[Stated exercise]: Copy all of the material below exactly.

[Entries supplied]:

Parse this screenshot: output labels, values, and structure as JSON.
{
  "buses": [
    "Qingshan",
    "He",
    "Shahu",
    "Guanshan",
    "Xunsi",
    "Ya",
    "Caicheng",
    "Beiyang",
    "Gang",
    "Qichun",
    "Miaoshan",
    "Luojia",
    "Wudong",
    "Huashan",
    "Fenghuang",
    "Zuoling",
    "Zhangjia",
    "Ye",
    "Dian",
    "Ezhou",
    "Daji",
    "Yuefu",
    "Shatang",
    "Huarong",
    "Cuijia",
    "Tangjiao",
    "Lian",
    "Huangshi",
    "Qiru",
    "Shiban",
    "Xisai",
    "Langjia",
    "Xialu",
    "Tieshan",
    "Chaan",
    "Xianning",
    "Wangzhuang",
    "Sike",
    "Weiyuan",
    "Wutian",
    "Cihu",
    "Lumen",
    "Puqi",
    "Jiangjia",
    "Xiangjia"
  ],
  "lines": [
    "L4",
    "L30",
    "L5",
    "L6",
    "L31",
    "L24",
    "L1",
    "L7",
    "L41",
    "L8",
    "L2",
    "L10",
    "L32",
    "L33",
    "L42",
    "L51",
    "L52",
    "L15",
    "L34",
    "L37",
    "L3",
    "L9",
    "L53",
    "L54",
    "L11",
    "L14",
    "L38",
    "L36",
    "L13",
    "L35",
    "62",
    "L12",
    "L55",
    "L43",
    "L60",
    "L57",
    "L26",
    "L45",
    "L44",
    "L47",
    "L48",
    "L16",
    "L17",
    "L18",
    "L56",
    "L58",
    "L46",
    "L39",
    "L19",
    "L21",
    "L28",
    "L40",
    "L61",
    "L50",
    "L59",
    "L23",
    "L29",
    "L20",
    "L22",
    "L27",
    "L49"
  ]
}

[Output for this exercise]:
Parse this screenshot: output labels, values, and structure as JSON.
{
  "buses": [
    "Qingshan",
    "He",
    "Shahu",
    "Guanshan",
    "Xunsi",
    "Ya",
    "Caicheng",
    "Beiyang",
    "Gang",
    "Qichun",
    "Miaoshan",
    "Luojia",
    "Wudong",
    "Huashan",
    "Fenghuang",
    "Zuoling",
    "Zhangjia",
    "Ye",
    "Dian",
    "Ezhou",
    "Daji",
    "Yuefu",
    "Shatang",
    "Huarong",
    "Cuijia",
    "Tangjiao",
    "Lian",
    "Huangshi",
    "Qiru",
    "Shiban",
    "Xisai",
    "Langjia",
    "Xialu",
    "Tieshan",
    "Chaan",
    "Xianning",
    "Wangzhuang",
    "Sike",
    "Weiyuan",
    "Wutian",
    "Cihu",
    "Lumen",
    "Puqi",
    "Jiangjia",
    "Xiangjia"
  ],
  "lines": [
    "L4",
    "L30",
    "L5",
    "L6",
    "L31",
    "L24",
    "L1",
    "L7",
    "L41",
    "L8",
    "L2",
    "L10",
    "L32",
    "L33",
    "L42",
    "L51",
    "L52",
    "L15",
    "L34",
    "L37",
    "L3",
    "L9",
    "L53",
    "L54",
    "L11",
    "L14",
    "L38",
    "L36",
    "L13",
    "L35",
    "62",
    "L12",
    "L55",
    "L43",
    "L60",
    "L57",
    "L26",
    "L45",
    "L44",
    "L47",
    "L48",
    "L16",
    "L17",
    "L18",
    "L56",
    "L58",
    "L46",
    "L39",
    "L19",
    "L21",
    "L28",
    "L40",
    "L61",
    "L50",
    "L59",
    "L23",
    "L29",
    "L20",
    "L22",
    "L27",
    "L49"
  ]
}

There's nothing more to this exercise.